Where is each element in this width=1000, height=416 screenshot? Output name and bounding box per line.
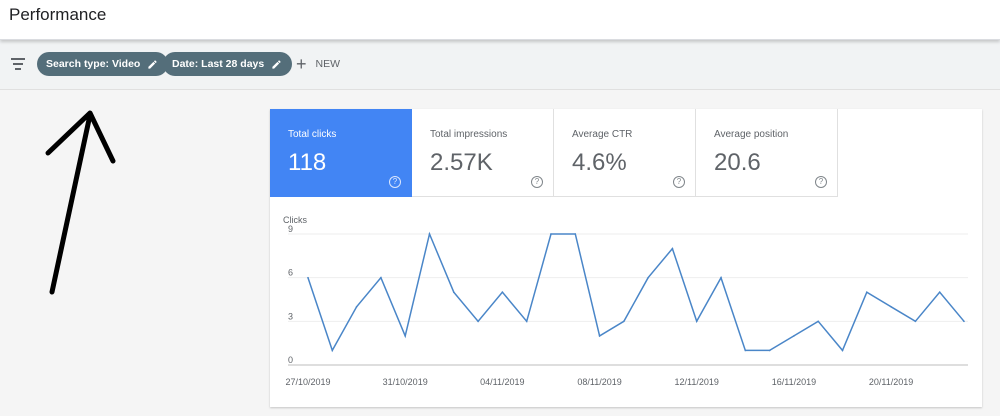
metric-total-clicks[interactable]: Total clicks 118 ? bbox=[270, 109, 412, 197]
filter-list-icon[interactable] bbox=[11, 58, 25, 70]
new-filter-button[interactable]: + NEW bbox=[296, 55, 340, 73]
date-range-chip[interactable]: Date: Last 28 days bbox=[163, 52, 293, 76]
data-point[interactable] bbox=[598, 335, 601, 337]
x-tick-label: 12/11/2019 bbox=[675, 377, 719, 387]
data-point[interactable] bbox=[331, 349, 334, 352]
y-tick-label: 3 bbox=[288, 311, 293, 321]
data-point[interactable] bbox=[647, 276, 649, 279]
y-tick-label: 6 bbox=[288, 268, 293, 278]
metric-label: Average position bbox=[714, 129, 789, 140]
x-tick-label: 16/11/2019 bbox=[772, 377, 816, 387]
page-title: Performance bbox=[9, 5, 107, 24]
help-icon[interactable]: ? bbox=[815, 176, 827, 188]
chip-label: Date: Last 28 days bbox=[172, 58, 265, 70]
data-point[interactable] bbox=[404, 335, 406, 337]
data-point[interactable] bbox=[550, 233, 552, 235]
metric-value: 20.6 bbox=[714, 149, 761, 176]
search-type-chip[interactable]: Search type: Video bbox=[37, 52, 169, 76]
data-point[interactable] bbox=[501, 291, 504, 294]
pencil-icon[interactable] bbox=[271, 59, 282, 70]
data-point[interactable] bbox=[307, 276, 309, 279]
y-tick-label: 9 bbox=[288, 224, 293, 234]
data-point[interactable] bbox=[914, 320, 917, 323]
header: Performance bbox=[0, 0, 1000, 40]
metric-value: 4.6% bbox=[572, 149, 627, 176]
clicks-series-points bbox=[307, 233, 965, 352]
filter-bar: Search type: Video Date: Last 28 days + … bbox=[0, 40, 1000, 90]
metric-label: Total impressions bbox=[430, 129, 508, 140]
data-point[interactable] bbox=[963, 320, 965, 323]
x-tick-label: 08/11/2019 bbox=[577, 377, 621, 387]
annotation-arrow-icon bbox=[45, 110, 116, 295]
data-point[interactable] bbox=[452, 291, 455, 294]
x-axis-ticks: 27/10/2019 31/10/2019 04/11/2019 08/11/2019… bbox=[285, 377, 913, 387]
data-point[interactable] bbox=[574, 233, 577, 235]
y-tick-label: 0 bbox=[288, 355, 293, 365]
data-point[interactable] bbox=[768, 349, 771, 352]
performance-card: Total clicks 118 ? Total impressions 2.5… bbox=[270, 109, 982, 407]
data-point[interactable] bbox=[355, 305, 358, 308]
metric-value: 118 bbox=[288, 149, 327, 176]
help-icon[interactable]: ? bbox=[389, 176, 401, 188]
x-tick-label: 27/10/2019 bbox=[285, 377, 330, 387]
data-point[interactable] bbox=[428, 233, 431, 235]
data-point[interactable] bbox=[380, 276, 382, 279]
data-point[interactable] bbox=[623, 320, 625, 323]
x-tick-label: 20/11/2019 bbox=[869, 377, 913, 387]
data-point[interactable] bbox=[525, 320, 528, 323]
x-tick-label: 31/10/2019 bbox=[383, 377, 428, 387]
chip-label: Search type: Video bbox=[46, 58, 141, 70]
new-button-label: NEW bbox=[315, 58, 341, 70]
metric-average-position[interactable]: Average position 20.6 ? bbox=[696, 109, 838, 197]
pencil-icon[interactable] bbox=[147, 59, 158, 70]
metric-total-impressions[interactable]: Total impressions 2.57K ? bbox=[412, 109, 554, 197]
data-point[interactable] bbox=[817, 320, 820, 323]
help-icon[interactable]: ? bbox=[673, 176, 685, 188]
data-point[interactable] bbox=[671, 247, 674, 250]
clicks-series-line bbox=[307, 231, 965, 353]
data-point[interactable] bbox=[720, 276, 722, 279]
y-axis-ticks: 0 3 6 9 bbox=[288, 224, 293, 365]
metric-label: Total clicks bbox=[288, 129, 337, 140]
plus-icon: + bbox=[296, 54, 307, 74]
y-axis-label: Clicks bbox=[283, 215, 307, 225]
data-point[interactable] bbox=[477, 320, 479, 323]
data-point[interactable] bbox=[841, 349, 844, 352]
metric-average-ctr[interactable]: Average CTR 4.6% ? bbox=[554, 109, 696, 197]
clicks-line-chart: Clicks 0 3 6 9 27/10/2019 31/10/2019 04/11/20… bbox=[283, 215, 968, 387]
data-point[interactable] bbox=[938, 291, 941, 294]
metric-value: 2.57K bbox=[430, 149, 493, 176]
metric-label: Average CTR bbox=[572, 129, 633, 140]
data-point[interactable] bbox=[744, 349, 747, 352]
help-icon[interactable]: ? bbox=[531, 176, 543, 188]
data-point[interactable] bbox=[890, 305, 892, 308]
data-point[interactable] bbox=[866, 291, 868, 294]
data-point[interactable] bbox=[793, 335, 795, 337]
x-tick-label: 04/11/2019 bbox=[480, 377, 524, 387]
data-point[interactable] bbox=[695, 320, 698, 323]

__Requirements__: Rewrite the whole listing with "Last 28 days" changed to "Last 90 days" everywhere, keeping every other line the same. Leave the pictures out.

__Exercise solution__:
Where is each element in this width=1000, height=416 screenshot? Output name and bounding box per line.
metric-total-clicks[interactable]: Total clicks 118 ? bbox=[270, 109, 412, 197]
filter-list-icon[interactable] bbox=[11, 58, 25, 70]
new-filter-button[interactable]: + NEW bbox=[296, 55, 340, 73]
date-range-chip[interactable]: Date: Last 90 days bbox=[163, 52, 293, 76]
data-point[interactable] bbox=[598, 335, 601, 337]
x-tick-label: 12/11/2019 bbox=[675, 377, 719, 387]
data-point[interactable] bbox=[331, 349, 334, 352]
y-tick-label: 3 bbox=[288, 311, 293, 321]
data-point[interactable] bbox=[647, 276, 649, 279]
y-tick-label: 6 bbox=[288, 268, 293, 278]
metric-label: Average position bbox=[714, 129, 789, 140]
x-tick-label: 16/11/2019 bbox=[772, 377, 816, 387]
page-title: Performance bbox=[9, 5, 107, 24]
help-icon[interactable]: ? bbox=[815, 176, 827, 188]
chip-label: Date: Last 90 days bbox=[172, 58, 265, 70]
data-point[interactable] bbox=[404, 335, 406, 337]
data-point[interactable] bbox=[550, 233, 552, 235]
metric-value: 20.6 bbox=[714, 149, 761, 176]
search-type-chip[interactable]: Search type: Video bbox=[37, 52, 169, 76]
data-point[interactable] bbox=[501, 291, 504, 294]
pencil-icon[interactable] bbox=[271, 59, 282, 70]
data-point[interactable] bbox=[307, 276, 309, 279]
y-tick-label: 9 bbox=[288, 224, 293, 234]
data-point[interactable] bbox=[914, 320, 917, 323]
header: Performance bbox=[0, 0, 1000, 40]
metric-value: 4.6% bbox=[572, 149, 627, 176]
clicks-series-points bbox=[307, 233, 965, 352]
filter-bar: Search type: Video Date: Last 90 days + … bbox=[0, 40, 1000, 90]
metric-label: Total impressions bbox=[430, 129, 508, 140]
data-point[interactable] bbox=[963, 320, 965, 323]
x-tick-label: 08/11/2019 bbox=[577, 377, 621, 387]
annotation-arrow-icon bbox=[45, 110, 116, 295]
data-point[interactable] bbox=[452, 291, 455, 294]
x-axis-ticks: 27/10/2019 31/10/2019 04/11/2019 08/11/2019… bbox=[285, 377, 913, 387]
data-point[interactable] bbox=[574, 233, 577, 235]
y-tick-label: 0 bbox=[288, 355, 293, 365]
data-point[interactable] bbox=[768, 349, 771, 352]
performance-card: Total clicks 118 ? Total impressions 2.5… bbox=[270, 109, 982, 407]
data-point[interactable] bbox=[355, 305, 358, 308]
metric-value: 118 bbox=[288, 149, 327, 176]
help-icon[interactable]: ? bbox=[389, 176, 401, 188]
x-tick-label: 27/10/2019 bbox=[285, 377, 330, 387]
data-point[interactable] bbox=[428, 233, 431, 235]
data-point[interactable] bbox=[380, 276, 382, 279]
data-point[interactable] bbox=[623, 320, 625, 323]
x-tick-label: 20/11/2019 bbox=[869, 377, 913, 387]
data-point[interactable] bbox=[525, 320, 528, 323]
x-tick-label: 31/10/2019 bbox=[383, 377, 428, 387]
chip-label: Search type: Video bbox=[46, 58, 141, 70]
new-button-label: NEW bbox=[315, 58, 341, 70]
metric-average-position[interactable]: Average position 20.6 ? bbox=[696, 109, 838, 197]
pencil-icon[interactable] bbox=[147, 59, 158, 70]
metric-total-impressions[interactable]: Total impressions 2.57K ? bbox=[412, 109, 554, 197]
data-point[interactable] bbox=[817, 320, 820, 323]
help-icon[interactable]: ? bbox=[673, 176, 685, 188]
data-point[interactable] bbox=[671, 247, 674, 250]
clicks-series-line bbox=[307, 231, 965, 353]
data-point[interactable] bbox=[720, 276, 722, 279]
y-axis-ticks: 0 3 6 9 bbox=[288, 224, 293, 365]
metric-label: Total clicks bbox=[288, 129, 337, 140]
plus-icon: + bbox=[296, 54, 307, 74]
y-axis-label: Clicks bbox=[283, 215, 307, 225]
data-point[interactable] bbox=[477, 320, 479, 323]
data-point[interactable] bbox=[841, 349, 844, 352]
metric-average-ctr[interactable]: Average CTR 4.6% ? bbox=[554, 109, 696, 197]
clicks-line-chart: Clicks 0 3 6 9 27/10/2019 31/10/2019 04/11/20… bbox=[283, 215, 968, 387]
data-point[interactable] bbox=[938, 291, 941, 294]
metric-value: 2.57K bbox=[430, 149, 493, 176]
metric-label: Average CTR bbox=[572, 129, 633, 140]
data-point[interactable] bbox=[744, 349, 747, 352]
help-icon[interactable]: ? bbox=[531, 176, 543, 188]
data-point[interactable] bbox=[890, 305, 892, 308]
data-point[interactable] bbox=[866, 291, 868, 294]
data-point[interactable] bbox=[793, 335, 795, 337]
x-tick-label: 04/11/2019 bbox=[480, 377, 524, 387]
data-point[interactable] bbox=[695, 320, 698, 323]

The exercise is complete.